** Start DATA EXTRACT **
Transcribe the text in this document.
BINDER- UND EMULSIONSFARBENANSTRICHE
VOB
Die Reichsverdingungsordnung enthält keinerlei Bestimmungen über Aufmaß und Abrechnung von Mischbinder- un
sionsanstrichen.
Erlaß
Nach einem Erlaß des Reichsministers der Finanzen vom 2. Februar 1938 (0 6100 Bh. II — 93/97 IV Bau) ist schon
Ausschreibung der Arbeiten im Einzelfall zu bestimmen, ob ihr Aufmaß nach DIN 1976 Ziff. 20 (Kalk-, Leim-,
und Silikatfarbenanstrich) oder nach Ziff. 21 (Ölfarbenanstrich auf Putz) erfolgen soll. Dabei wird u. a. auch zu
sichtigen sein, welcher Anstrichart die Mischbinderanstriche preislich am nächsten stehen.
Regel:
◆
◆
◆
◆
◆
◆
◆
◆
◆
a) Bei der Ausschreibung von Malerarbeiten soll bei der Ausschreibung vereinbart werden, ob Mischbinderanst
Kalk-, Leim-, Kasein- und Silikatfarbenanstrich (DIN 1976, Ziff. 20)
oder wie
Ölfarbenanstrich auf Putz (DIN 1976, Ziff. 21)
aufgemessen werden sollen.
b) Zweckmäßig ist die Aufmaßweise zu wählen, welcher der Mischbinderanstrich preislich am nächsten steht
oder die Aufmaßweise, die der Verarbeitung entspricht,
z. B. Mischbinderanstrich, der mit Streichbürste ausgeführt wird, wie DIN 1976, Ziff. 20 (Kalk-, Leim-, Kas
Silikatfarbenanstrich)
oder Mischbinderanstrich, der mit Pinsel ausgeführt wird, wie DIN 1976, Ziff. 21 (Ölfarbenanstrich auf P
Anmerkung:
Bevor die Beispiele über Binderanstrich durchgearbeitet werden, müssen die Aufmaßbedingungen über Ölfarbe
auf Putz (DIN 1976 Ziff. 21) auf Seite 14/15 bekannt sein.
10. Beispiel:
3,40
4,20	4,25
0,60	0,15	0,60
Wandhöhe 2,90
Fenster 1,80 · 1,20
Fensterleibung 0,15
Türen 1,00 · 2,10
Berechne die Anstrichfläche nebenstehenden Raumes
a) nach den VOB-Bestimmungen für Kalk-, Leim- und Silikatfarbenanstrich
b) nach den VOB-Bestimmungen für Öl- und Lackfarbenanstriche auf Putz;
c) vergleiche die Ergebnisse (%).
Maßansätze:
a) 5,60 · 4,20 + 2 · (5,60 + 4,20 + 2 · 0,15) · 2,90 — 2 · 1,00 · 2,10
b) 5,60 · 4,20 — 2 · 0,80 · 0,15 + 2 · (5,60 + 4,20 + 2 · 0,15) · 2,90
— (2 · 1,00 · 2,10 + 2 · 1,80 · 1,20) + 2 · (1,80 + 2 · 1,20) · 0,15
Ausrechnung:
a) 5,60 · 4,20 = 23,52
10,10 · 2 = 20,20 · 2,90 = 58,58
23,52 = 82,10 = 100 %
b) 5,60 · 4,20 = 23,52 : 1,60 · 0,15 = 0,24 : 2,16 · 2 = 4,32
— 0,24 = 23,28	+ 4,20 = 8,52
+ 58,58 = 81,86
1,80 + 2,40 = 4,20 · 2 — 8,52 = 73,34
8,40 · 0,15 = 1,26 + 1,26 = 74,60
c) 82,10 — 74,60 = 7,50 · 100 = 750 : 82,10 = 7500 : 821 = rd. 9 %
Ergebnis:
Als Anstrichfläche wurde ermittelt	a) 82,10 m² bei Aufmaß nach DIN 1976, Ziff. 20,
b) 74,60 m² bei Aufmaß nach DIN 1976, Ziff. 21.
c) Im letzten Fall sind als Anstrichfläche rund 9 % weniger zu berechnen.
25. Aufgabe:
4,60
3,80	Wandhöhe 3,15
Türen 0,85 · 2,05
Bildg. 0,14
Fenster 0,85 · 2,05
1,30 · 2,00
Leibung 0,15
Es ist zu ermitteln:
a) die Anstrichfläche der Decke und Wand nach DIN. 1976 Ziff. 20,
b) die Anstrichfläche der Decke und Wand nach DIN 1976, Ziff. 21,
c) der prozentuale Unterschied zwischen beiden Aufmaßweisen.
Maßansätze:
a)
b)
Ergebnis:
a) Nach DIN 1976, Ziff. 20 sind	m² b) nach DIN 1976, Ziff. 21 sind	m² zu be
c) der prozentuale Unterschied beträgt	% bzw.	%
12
** End DATA EXTRACT **
** Start DATA EXTRACT **
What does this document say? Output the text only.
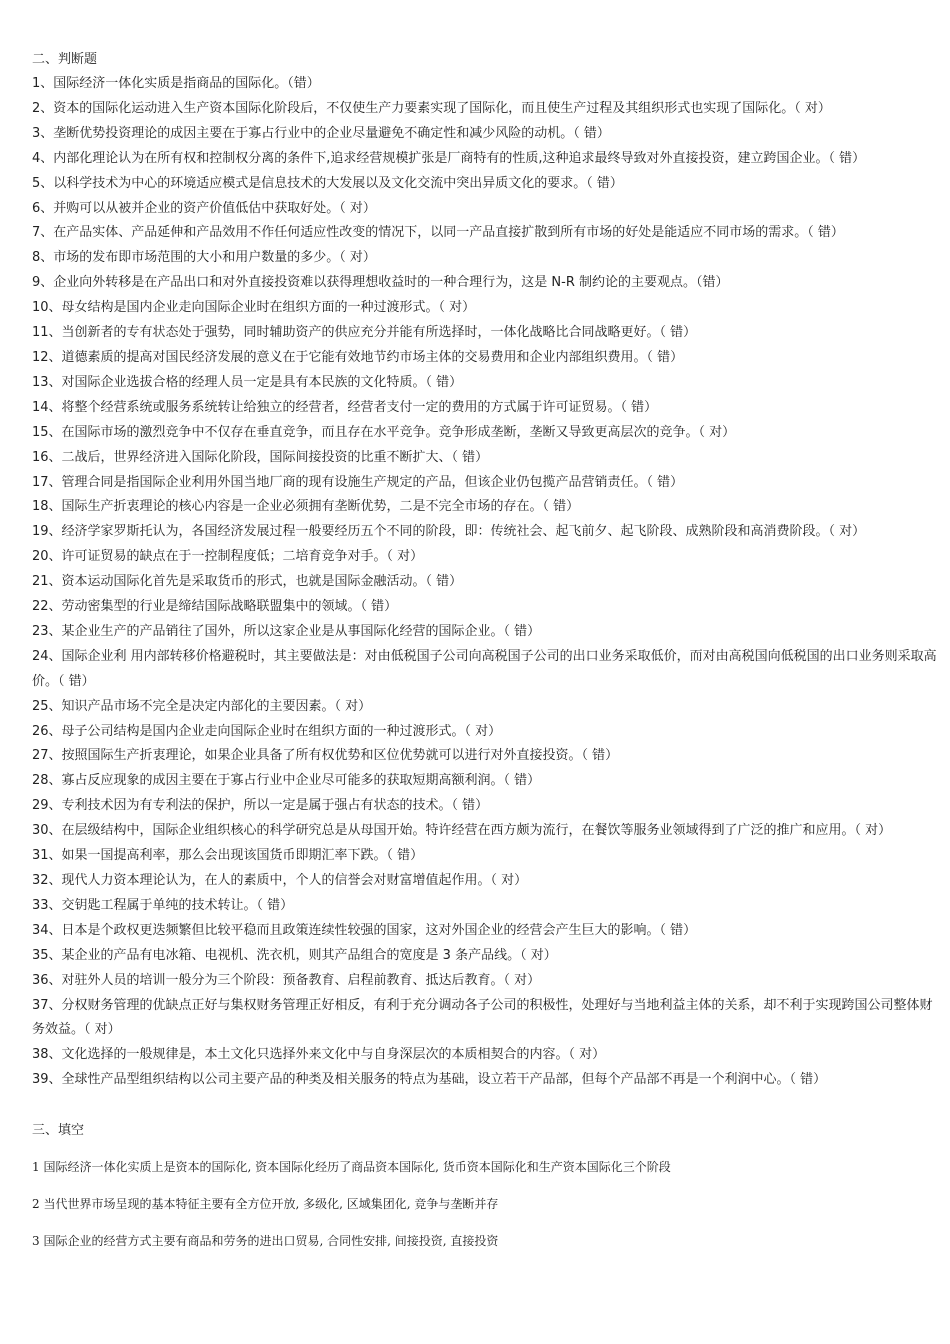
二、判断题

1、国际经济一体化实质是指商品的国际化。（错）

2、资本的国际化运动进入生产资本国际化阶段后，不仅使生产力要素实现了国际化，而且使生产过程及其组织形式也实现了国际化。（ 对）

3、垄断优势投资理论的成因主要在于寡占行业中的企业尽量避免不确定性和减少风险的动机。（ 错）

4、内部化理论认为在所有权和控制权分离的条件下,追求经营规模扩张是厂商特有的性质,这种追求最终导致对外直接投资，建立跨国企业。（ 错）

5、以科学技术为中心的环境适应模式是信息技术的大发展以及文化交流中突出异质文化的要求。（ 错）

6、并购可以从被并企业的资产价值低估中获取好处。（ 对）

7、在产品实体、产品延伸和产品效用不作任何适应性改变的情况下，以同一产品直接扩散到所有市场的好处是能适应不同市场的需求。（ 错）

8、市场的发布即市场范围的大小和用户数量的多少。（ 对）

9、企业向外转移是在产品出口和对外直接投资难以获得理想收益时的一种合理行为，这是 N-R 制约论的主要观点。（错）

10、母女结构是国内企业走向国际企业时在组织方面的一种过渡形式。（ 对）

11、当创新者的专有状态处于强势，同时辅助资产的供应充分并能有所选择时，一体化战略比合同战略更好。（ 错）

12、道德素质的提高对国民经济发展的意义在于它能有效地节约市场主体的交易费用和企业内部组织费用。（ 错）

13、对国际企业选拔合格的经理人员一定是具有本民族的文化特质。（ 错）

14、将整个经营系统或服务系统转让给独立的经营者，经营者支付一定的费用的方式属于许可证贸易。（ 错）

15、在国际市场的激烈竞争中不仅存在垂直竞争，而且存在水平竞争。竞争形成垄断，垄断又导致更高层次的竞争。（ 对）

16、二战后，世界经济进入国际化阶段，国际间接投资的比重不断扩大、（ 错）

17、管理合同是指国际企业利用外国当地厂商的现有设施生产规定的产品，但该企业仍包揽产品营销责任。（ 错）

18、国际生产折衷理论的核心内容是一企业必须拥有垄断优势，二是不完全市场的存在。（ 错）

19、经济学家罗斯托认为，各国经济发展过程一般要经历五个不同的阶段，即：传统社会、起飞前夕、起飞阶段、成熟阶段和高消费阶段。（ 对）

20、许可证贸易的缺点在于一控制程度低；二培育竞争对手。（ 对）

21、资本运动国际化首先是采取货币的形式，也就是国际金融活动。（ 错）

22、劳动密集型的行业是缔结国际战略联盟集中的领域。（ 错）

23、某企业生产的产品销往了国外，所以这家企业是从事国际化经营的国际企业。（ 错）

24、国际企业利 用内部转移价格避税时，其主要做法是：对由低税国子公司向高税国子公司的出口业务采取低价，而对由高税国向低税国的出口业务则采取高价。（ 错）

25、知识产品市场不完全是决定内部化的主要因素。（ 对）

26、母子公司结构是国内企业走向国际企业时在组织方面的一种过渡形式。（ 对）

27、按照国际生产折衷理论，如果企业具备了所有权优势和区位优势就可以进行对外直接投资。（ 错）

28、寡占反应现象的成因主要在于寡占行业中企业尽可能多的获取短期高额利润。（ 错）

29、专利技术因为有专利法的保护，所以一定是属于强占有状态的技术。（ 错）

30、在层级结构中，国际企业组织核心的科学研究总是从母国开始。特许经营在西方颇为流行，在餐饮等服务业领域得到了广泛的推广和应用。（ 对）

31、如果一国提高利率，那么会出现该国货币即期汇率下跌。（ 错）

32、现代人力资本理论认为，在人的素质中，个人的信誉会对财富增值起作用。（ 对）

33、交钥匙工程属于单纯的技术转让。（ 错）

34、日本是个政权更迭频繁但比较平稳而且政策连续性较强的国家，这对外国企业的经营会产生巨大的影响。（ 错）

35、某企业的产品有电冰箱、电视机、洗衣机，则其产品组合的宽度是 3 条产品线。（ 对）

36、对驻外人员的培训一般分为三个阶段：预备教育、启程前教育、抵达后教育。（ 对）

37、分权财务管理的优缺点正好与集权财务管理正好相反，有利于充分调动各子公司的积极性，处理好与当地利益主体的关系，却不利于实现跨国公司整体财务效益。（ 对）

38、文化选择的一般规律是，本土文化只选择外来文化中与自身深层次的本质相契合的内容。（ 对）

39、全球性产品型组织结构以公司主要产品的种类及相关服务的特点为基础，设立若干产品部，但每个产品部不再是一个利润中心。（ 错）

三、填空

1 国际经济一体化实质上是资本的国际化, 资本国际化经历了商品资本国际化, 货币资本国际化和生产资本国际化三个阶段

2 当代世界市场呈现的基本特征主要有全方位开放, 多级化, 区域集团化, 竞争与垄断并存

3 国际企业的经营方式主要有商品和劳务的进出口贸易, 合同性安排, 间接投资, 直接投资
** End DATA EXTRACT **
# WHAT YOU HAVE TO DO
Read through the entries and copy each line in which "this" appears.

# TASK RESPONSE
Transcribe the text in this document.
What does this document say? Output the text only.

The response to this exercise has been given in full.